The listing below is the input. Say how many of its lines contain "document", giving the number alone.

________________

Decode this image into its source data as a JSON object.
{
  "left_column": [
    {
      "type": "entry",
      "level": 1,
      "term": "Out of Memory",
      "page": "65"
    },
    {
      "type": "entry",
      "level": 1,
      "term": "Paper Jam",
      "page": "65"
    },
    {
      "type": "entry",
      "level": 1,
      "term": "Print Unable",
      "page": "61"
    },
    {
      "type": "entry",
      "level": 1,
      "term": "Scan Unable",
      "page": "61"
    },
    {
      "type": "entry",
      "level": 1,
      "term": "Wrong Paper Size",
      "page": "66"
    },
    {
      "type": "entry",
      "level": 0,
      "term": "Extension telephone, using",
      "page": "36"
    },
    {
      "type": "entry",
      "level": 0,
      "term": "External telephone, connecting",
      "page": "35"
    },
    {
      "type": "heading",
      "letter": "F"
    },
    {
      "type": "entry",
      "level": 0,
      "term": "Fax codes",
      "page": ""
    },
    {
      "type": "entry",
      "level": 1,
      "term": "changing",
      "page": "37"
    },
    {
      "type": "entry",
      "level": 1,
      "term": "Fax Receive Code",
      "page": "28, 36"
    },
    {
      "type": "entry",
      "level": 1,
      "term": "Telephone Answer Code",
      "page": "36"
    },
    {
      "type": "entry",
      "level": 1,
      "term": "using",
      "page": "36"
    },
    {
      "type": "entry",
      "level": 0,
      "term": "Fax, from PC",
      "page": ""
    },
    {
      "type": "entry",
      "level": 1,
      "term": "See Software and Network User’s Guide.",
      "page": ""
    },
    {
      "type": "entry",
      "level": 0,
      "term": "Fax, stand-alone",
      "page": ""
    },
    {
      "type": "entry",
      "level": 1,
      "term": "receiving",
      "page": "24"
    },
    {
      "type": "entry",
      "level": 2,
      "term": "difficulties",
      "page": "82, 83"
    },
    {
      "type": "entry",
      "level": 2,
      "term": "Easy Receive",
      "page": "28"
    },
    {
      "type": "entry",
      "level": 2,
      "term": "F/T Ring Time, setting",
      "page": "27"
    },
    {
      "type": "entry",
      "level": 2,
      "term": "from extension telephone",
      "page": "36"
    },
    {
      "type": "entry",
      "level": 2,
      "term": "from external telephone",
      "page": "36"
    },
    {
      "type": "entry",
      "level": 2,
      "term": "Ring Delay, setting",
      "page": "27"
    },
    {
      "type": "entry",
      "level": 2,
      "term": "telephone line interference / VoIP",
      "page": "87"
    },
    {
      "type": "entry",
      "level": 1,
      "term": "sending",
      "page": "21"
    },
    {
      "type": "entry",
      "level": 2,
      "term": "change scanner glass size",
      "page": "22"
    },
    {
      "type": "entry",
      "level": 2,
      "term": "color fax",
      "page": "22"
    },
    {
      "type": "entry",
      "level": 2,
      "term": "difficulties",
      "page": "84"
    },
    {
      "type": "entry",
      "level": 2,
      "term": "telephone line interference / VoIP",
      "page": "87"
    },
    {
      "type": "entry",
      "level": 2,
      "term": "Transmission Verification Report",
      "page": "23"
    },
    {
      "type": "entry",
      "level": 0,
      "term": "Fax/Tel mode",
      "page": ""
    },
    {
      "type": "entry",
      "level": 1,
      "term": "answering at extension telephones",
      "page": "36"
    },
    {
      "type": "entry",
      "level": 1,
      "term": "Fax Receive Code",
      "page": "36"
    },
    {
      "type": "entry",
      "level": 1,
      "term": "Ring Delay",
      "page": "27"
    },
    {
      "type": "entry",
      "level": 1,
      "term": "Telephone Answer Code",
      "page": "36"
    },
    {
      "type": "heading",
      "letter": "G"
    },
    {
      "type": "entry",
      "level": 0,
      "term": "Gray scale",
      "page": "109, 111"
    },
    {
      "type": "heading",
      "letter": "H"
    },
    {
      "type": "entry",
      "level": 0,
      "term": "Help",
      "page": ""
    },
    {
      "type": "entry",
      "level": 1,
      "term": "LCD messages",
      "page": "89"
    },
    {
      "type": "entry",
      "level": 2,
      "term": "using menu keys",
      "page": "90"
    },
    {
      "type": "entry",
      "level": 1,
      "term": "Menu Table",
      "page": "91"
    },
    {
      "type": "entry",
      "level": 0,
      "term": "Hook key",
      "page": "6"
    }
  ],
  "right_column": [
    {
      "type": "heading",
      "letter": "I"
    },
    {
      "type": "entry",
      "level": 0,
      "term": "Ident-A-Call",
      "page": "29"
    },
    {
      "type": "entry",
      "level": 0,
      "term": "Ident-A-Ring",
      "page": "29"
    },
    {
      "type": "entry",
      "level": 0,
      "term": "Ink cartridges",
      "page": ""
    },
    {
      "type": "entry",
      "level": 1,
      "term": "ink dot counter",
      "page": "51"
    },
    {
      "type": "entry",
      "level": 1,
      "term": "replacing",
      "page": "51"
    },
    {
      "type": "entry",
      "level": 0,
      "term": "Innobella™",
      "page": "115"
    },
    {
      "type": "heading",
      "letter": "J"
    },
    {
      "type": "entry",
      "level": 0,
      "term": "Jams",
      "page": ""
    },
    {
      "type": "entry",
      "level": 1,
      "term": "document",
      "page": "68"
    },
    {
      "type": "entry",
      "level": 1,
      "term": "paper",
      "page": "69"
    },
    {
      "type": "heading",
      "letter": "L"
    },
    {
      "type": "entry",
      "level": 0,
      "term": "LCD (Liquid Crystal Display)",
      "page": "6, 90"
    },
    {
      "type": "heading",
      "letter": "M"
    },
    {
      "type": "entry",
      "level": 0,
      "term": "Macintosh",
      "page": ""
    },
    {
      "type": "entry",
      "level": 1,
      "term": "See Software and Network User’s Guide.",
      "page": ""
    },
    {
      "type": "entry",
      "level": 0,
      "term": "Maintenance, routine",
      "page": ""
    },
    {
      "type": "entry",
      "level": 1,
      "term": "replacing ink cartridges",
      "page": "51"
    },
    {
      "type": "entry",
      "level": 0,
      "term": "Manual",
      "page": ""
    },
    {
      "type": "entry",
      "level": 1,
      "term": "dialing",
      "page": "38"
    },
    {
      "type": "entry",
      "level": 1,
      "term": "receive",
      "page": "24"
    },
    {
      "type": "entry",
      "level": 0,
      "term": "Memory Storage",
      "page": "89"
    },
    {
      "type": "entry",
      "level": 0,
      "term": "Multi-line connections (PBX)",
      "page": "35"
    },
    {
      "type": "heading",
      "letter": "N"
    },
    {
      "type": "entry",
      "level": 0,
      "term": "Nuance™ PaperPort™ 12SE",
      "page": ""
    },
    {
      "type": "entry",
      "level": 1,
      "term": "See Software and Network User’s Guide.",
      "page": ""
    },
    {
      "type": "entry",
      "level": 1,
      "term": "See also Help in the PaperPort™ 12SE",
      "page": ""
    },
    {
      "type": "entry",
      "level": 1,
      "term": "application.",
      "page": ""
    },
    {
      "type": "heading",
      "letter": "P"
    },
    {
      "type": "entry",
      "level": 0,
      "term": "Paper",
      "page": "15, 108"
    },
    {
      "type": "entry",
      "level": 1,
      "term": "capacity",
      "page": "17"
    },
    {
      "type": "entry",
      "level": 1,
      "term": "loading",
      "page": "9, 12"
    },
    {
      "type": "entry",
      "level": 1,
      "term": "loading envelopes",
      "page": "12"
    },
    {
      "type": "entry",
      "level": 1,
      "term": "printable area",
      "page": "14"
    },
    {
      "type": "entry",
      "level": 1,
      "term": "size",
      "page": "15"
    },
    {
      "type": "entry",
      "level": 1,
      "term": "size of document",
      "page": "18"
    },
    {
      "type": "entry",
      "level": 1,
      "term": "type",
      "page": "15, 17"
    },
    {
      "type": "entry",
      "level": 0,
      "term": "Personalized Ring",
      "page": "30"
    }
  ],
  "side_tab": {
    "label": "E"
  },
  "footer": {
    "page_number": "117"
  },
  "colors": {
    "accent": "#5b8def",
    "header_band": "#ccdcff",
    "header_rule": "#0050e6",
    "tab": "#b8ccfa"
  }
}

________________

**RIGHT ANSWER**:
2